Copy out each line of the listing that has the word "andra" in it.

Dataset items:
# # #
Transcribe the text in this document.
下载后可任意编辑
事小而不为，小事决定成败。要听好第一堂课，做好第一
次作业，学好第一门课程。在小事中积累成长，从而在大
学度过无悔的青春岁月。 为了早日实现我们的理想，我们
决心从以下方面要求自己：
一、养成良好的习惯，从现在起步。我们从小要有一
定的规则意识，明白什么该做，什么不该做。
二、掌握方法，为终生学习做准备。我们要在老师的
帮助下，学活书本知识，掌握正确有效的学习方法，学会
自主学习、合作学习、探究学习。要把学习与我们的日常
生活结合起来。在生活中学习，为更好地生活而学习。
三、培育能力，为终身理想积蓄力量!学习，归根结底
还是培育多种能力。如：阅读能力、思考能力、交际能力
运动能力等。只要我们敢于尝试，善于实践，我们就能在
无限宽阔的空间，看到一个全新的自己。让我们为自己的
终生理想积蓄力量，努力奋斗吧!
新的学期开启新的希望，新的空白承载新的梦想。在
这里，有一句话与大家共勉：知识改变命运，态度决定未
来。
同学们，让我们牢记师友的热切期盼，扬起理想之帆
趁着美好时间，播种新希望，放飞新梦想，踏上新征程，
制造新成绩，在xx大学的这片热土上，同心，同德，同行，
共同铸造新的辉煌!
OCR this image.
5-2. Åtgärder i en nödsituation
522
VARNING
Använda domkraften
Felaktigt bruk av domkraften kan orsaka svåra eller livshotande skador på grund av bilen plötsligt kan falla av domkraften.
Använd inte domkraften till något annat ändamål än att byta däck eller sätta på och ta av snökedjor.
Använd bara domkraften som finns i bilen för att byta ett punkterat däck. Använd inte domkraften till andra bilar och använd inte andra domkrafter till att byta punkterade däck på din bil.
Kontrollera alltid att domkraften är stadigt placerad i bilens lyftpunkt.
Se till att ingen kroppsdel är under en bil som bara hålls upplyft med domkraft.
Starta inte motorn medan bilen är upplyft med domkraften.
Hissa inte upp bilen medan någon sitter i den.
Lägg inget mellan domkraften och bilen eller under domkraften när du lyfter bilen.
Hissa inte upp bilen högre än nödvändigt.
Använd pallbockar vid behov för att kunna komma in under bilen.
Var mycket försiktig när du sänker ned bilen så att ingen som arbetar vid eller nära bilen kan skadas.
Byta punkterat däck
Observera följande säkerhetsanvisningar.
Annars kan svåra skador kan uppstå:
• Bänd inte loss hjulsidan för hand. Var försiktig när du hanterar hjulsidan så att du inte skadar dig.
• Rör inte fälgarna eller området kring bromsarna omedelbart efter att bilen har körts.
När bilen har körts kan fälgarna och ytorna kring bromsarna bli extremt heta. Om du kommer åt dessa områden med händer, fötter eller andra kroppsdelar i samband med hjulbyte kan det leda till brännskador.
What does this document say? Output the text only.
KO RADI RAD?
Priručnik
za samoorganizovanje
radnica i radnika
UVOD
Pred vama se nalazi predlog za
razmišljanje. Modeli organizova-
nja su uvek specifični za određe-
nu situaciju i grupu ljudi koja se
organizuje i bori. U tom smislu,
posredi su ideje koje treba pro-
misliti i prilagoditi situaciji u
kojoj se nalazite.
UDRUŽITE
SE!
# # #
• _Result of the task_:
Använd bara domkraften som finns i bilen för att byta ett punkterat däck. Använd inte domkraften till andra bilar och använd inte andra domkrafter till att byta punkterade däck på din bil.
När bilen har körts kan fälgarna och ytorna kring bromsarna bli extremt heta. Om du kommer åt dessa områden med händer, fötter eller andra kroppsdelar i samband med hjulbyte kan det leda till brännskador.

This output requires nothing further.